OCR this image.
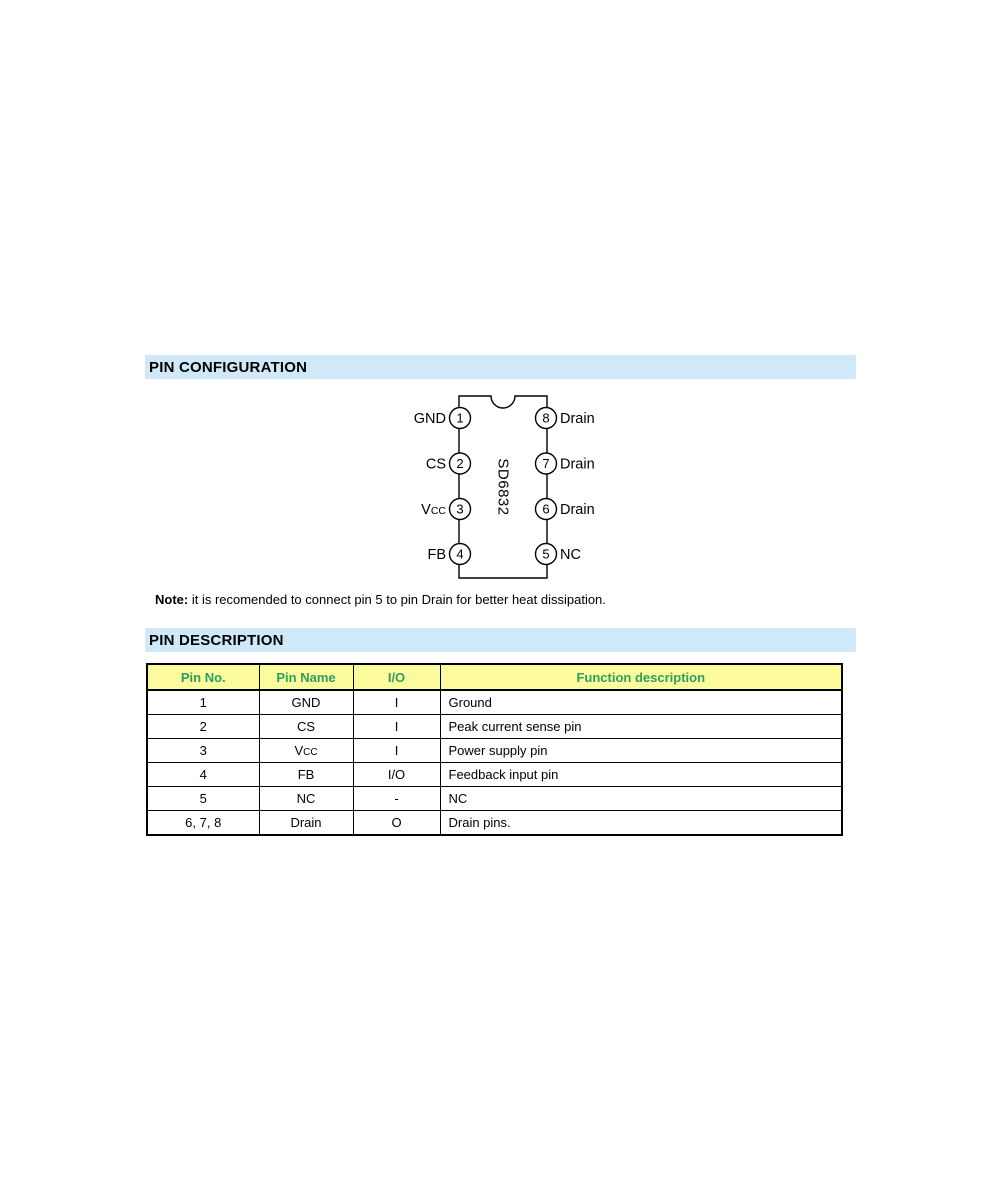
PIN CONFIGURATION
SD6832
1
2
3
4
8
7
6
5
GND
CS
VCC
FB
Drain
Drain
Drain
NC
Note: it is recomended to connect pin 5 to pin Drain for better heat dissipation.
PIN DESCRIPTION
Pin No.	Pin Name	I/O	Function description
1	GND	I	Ground
2	CS	I	Peak current sense pin
3	VCC	I	Power supply pin
4	FB	I/O	Feedback input pin
5	NC	-	NC
6, 7, 8	Drain	O	Drain pins.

**PROMPT**
Return all of the data exactly as written, and drop the pictures.

**FINISHED TASK**
OCR this image.
PIN CONFIGURATION
SD6832
1
2
3
4
8
7
6
5
GND
CS
VCC
FB
Drain
Drain
Drain
NC
Note: it is recomended to connect pin 5 to pin Drain for better heat dissipation.
PIN DESCRIPTION
Pin No.	Pin Name	I/O	Function description
1	GND	I	Ground
2	CS	I	Peak current sense pin
3	VCC	I	Power supply pin
4	FB	I/O	Feedback input pin
5	NC	-	NC
6, 7, 8	Drain	O	Drain pins.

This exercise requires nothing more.